The task:
Output the records exactly, starting at the first line and ending with the line that contains "171, 759, 237]", both ends included.

Some records
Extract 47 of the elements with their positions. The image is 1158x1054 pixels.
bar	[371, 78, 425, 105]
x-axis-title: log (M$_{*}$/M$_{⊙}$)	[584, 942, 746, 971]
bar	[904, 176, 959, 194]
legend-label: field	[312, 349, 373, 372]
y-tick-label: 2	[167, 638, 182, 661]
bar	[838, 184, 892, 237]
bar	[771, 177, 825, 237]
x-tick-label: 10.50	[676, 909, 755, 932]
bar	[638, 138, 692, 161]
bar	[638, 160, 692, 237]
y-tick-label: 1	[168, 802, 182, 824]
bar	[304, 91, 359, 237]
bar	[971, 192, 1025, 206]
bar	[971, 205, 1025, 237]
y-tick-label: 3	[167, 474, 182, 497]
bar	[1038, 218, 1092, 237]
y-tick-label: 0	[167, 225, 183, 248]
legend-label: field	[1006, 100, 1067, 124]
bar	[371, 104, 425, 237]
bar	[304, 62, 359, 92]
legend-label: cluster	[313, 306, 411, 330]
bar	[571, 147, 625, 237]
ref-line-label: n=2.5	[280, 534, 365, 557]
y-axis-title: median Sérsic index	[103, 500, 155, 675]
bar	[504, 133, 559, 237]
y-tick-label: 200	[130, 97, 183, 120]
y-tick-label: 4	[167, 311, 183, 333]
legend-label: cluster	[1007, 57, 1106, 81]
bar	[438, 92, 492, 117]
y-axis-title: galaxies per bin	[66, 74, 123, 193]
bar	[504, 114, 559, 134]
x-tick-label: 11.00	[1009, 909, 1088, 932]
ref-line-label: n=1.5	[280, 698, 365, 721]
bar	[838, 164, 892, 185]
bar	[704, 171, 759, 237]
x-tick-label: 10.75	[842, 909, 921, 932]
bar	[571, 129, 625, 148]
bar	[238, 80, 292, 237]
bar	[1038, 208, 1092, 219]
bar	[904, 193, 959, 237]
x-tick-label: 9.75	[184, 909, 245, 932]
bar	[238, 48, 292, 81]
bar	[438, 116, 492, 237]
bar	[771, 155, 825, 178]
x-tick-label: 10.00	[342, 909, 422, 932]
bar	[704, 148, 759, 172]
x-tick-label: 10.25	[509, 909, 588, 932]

Finished answer:
Extract 47 of the elements with their positions. The image is 1158x1054 pixels.
bar	[371, 78, 425, 105]
x-axis-title: log (M$_{*}$/M$_{⊙}$)	[584, 942, 746, 971]
bar	[904, 176, 959, 194]
legend-label: field	[312, 349, 373, 372]
y-tick-label: 2	[167, 638, 182, 661]
bar	[838, 184, 892, 237]
bar	[771, 177, 825, 237]
x-tick-label: 10.50	[676, 909, 755, 932]
bar	[638, 138, 692, 161]
bar	[638, 160, 692, 237]
y-tick-label: 1	[168, 802, 182, 824]
bar	[304, 91, 359, 237]
bar	[971, 192, 1025, 206]
bar	[971, 205, 1025, 237]
y-tick-label: 3	[167, 474, 182, 497]
bar	[1038, 218, 1092, 237]
y-tick-label: 0	[167, 225, 183, 248]
legend-label: field	[1006, 100, 1067, 124]
bar	[371, 104, 425, 237]
bar	[304, 62, 359, 92]
legend-label: cluster	[313, 306, 411, 330]
bar	[571, 147, 625, 237]
ref-line-label: n=2.5	[280, 534, 365, 557]
y-axis-title: median Sérsic index	[103, 500, 155, 675]
bar	[504, 133, 559, 237]
y-tick-label: 200	[130, 97, 183, 120]
y-tick-label: 4	[167, 311, 183, 333]
legend-label: cluster	[1007, 57, 1106, 81]
bar	[438, 92, 492, 117]
y-axis-title: galaxies per bin	[66, 74, 123, 193]
bar	[504, 114, 559, 134]
x-tick-label: 11.00	[1009, 909, 1088, 932]
ref-line-label: n=1.5	[280, 698, 365, 721]
bar	[838, 164, 892, 185]
bar	[704, 171, 759, 237]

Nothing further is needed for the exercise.